WHAT YOU ARE ASKED TO DO
Where a line contains the word "juillet", copy that line.

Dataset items
=====
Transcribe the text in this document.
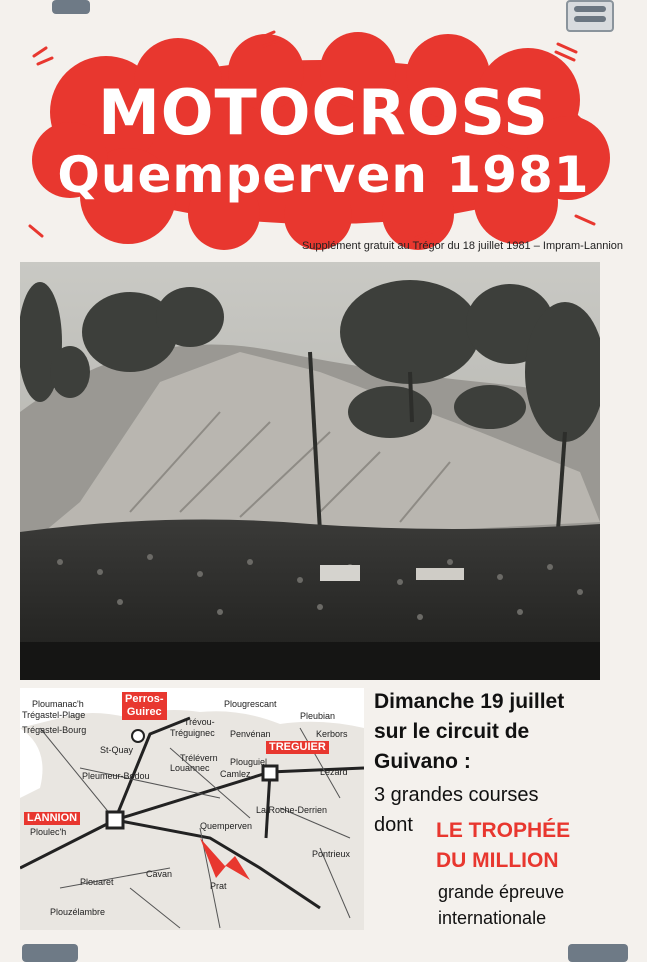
MOTOCROSS
Quemperven 1981
Supplément gratuit au Trégor du 18 juillet 1981 – Impram-Lannion
Ploumanac'h
Trégastel-Plage
Trégastel-Bourg
Perros-
Guirec
Plougrescant
Pleubian
Trévou-
Tréguignec Penvénan	Kerbors
TREGUIER
St-Quay
Pleumeur-Bodou
Trélévern
Louannec
Plouguiel
Camlez	Lézard
LANNION
Ploulec'h
La Roche-Derrien
Quemperven
Cavan
Pontrieux
Prat
Plouaret
Plouzélambre
Dimanche 19 juillet
sur le circuit de
Guivano :
3 grandes courses
dont LE TROPHÉE
DU MILLION
grande épreuve
internationale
=====
RESULT
Supplément gratuit au Trégor du 18 juillet 1981 – Impram-Lannion
Dimanche 19 juillet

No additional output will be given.